→ **Exercise objective**
Copy out each line of the items below that contains the string "phone". Match upper and lower case.

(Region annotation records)
● ● ●

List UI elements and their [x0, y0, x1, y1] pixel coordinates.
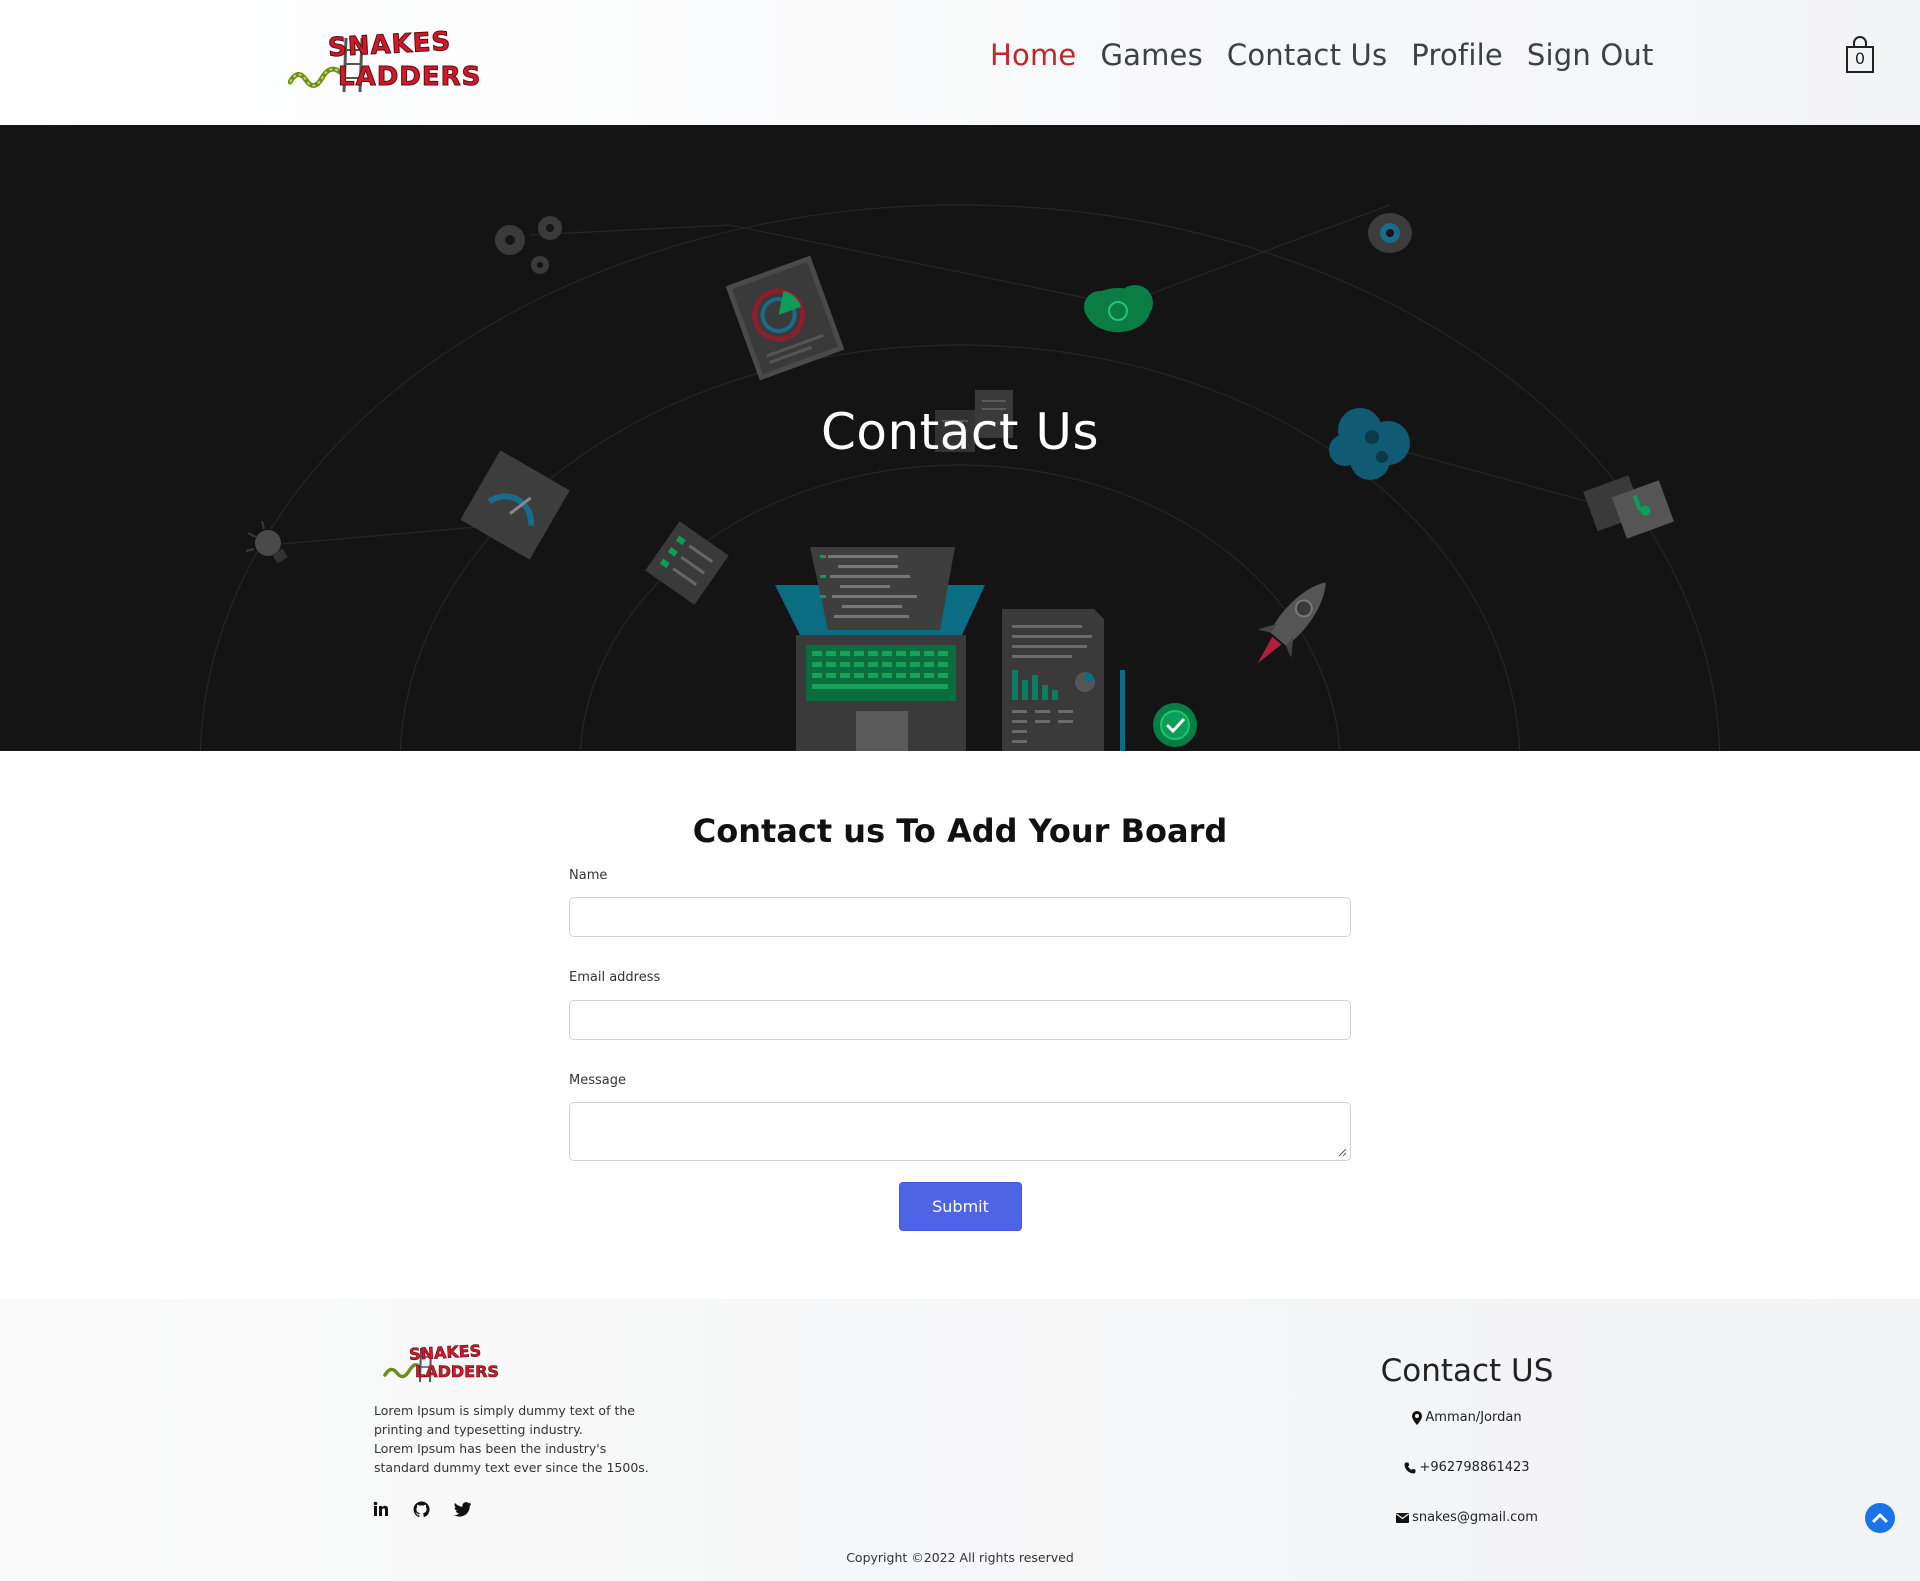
- site-footer: SNAKES LADDERS Lorem Ipsum is simply dum…: [0, 1299, 1920, 1581]
- about-line: printing and typesetting industry.: [374, 1422, 583, 1437]
- email-input[interactable]: [569, 1000, 1351, 1040]
- nav-sign-out[interactable]: Sign Out: [1527, 38, 1654, 72]
- copyright: Copyright ©2022 All rights reserved: [846, 1550, 1074, 1565]
- github-link[interactable]: [411, 1499, 431, 1519]
- logo-text-bottom: LADDERS: [337, 62, 482, 93]
- footer-contact-title: Contact US: [1380, 1353, 1554, 1389]
- about-line: Lorem Ipsum has been the industry's: [374, 1441, 607, 1456]
- nav-games[interactable]: Games: [1100, 38, 1202, 72]
- hero-banner: Contact Us: [0, 125, 1920, 751]
- cart-count: 0: [1854, 49, 1866, 68]
- footer-phone: +962798861423: [1360, 1460, 1574, 1475]
- main-nav: Home Games Contact Us Profile Sign Out: [990, 38, 1678, 72]
- cart-button[interactable]: 0: [1844, 36, 1876, 74]
- linkedin-icon: [373, 1501, 388, 1516]
- envelope-icon: [1396, 1512, 1410, 1523]
- twitter-link[interactable]: [452, 1499, 472, 1519]
- lightbulb-icon: [245, 520, 288, 564]
- message-label: Message: [569, 1073, 626, 1088]
- submit-button[interactable]: Submit: [899, 1182, 1022, 1231]
- rocket-icon: [1257, 582, 1326, 664]
- twitter-icon: [453, 1501, 471, 1517]
- checklist-card-icon: [645, 521, 729, 605]
- map-marker-icon: [1412, 1410, 1423, 1425]
- check-circle-icon: [1153, 703, 1197, 747]
- linkedin-link[interactable]: [371, 1499, 391, 1519]
- message-textarea[interactable]: [569, 1102, 1351, 1161]
- about-line: standard dummy text ever since the 1500s…: [374, 1460, 649, 1475]
- footer-email: snakes@gmail.com: [1360, 1510, 1574, 1525]
- brand-logo[interactable]: SNAKES LADDERS: [288, 26, 481, 94]
- phone-text: +962798861423: [1419, 1460, 1530, 1475]
- footer-location: Amman/Jordan: [1360, 1410, 1574, 1425]
- email-text: snakes@gmail.com: [1412, 1510, 1538, 1525]
- form-title: Contact us To Add Your Board: [692, 812, 1228, 850]
- email-label: Email address: [569, 970, 661, 985]
- cloud-sync-icon: [1084, 285, 1153, 332]
- nav-profile[interactable]: Profile: [1411, 38, 1503, 72]
- report-document-icon: [1002, 609, 1125, 751]
- gauge-card-icon: [460, 450, 570, 560]
- nav-home[interactable]: Home: [990, 38, 1076, 72]
- gears-icon: [495, 216, 562, 274]
- name-label: Name: [569, 868, 608, 883]
- about-line: Lorem Ipsum is simply dummy text of the: [374, 1403, 635, 1418]
- footer-logo-text-bottom: LADDERS: [415, 1362, 500, 1382]
- location-text: Amman/Jordan: [1425, 1410, 1522, 1425]
- resize-grip-icon[interactable]: [1338, 1148, 1347, 1157]
- pie-chart-card-icon: [725, 255, 845, 381]
- footer-logo-text-top: SNAKES: [408, 1341, 482, 1364]
- footer-logo[interactable]: SNAKES LADDERS: [383, 1341, 499, 1385]
- footer-about: Lorem Ipsum is simply dummy text of the …: [374, 1401, 664, 1477]
- name-input[interactable]: [569, 897, 1351, 937]
- site-header: SNAKES LADDERS Home Games Contact Us Pro…: [0, 0, 1920, 125]
- eye-icon: [1368, 213, 1412, 253]
- phone-icon: [1404, 1462, 1416, 1473]
- chevron-up-icon: [1872, 1513, 1888, 1523]
- github-icon: [413, 1501, 430, 1517]
- chat-icon: [1583, 475, 1674, 539]
- scroll-to-top-button[interactable]: [1865, 1503, 1895, 1533]
- hero-title: Contact Us: [820, 403, 1100, 461]
- nav-contact-us[interactable]: Contact Us: [1227, 38, 1387, 72]
- logo-text-top: SNAKES: [327, 26, 453, 64]
- laptop-icon: [775, 547, 985, 751]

● ● ●

→ **Exercise response**
- footer-phone: +962798861423: [1360, 1460, 1574, 1475]
- phone-text: +962798861423: [1419, 1460, 1530, 1475]
- phone-icon: [1404, 1462, 1416, 1473]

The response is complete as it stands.